_Material for the task:_
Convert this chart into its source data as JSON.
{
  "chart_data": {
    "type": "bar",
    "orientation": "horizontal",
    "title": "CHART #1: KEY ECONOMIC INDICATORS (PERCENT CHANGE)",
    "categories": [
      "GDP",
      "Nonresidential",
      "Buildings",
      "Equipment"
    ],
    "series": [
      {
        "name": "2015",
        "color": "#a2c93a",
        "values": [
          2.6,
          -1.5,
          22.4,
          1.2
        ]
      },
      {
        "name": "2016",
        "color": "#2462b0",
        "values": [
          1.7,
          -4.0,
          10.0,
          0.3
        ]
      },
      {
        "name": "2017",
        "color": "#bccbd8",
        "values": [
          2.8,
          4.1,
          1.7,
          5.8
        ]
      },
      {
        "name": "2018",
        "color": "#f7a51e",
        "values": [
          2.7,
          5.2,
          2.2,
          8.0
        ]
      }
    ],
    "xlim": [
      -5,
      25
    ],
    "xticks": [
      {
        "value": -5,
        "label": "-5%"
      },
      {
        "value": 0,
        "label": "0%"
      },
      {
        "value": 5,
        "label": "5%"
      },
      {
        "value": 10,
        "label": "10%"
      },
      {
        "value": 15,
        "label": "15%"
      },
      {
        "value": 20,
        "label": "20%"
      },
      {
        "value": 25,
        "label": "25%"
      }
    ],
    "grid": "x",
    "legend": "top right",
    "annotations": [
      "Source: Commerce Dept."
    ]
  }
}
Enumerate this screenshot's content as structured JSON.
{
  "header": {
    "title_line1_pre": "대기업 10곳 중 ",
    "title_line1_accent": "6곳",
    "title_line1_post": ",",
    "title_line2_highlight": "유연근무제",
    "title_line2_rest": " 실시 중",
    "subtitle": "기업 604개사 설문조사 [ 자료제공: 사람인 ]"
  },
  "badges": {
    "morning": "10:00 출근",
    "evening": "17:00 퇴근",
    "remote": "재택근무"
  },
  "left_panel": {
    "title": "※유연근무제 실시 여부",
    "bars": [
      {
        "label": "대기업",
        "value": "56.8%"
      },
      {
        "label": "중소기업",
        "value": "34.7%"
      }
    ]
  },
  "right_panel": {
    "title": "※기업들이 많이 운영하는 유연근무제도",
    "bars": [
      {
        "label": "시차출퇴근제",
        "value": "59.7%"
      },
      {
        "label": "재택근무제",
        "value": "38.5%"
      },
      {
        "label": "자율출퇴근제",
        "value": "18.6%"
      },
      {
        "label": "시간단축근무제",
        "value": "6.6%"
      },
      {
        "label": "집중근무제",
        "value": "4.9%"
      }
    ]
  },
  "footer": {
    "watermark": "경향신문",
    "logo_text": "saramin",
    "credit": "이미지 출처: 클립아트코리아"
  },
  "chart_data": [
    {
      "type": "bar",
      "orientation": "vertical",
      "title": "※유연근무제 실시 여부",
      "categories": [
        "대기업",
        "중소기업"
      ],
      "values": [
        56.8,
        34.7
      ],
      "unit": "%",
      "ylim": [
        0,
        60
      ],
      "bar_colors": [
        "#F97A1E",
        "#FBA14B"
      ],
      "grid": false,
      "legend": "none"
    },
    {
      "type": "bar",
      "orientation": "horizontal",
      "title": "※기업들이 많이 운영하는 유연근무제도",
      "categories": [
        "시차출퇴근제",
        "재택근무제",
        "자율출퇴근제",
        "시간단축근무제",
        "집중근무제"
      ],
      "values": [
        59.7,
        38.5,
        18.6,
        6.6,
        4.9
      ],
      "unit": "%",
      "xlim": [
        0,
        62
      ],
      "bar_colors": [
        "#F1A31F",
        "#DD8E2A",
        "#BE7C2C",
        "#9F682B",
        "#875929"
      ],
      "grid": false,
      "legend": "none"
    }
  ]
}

_Short task:_
Count each line above in which the string "name" appears, then state only the total.

_Response:_
4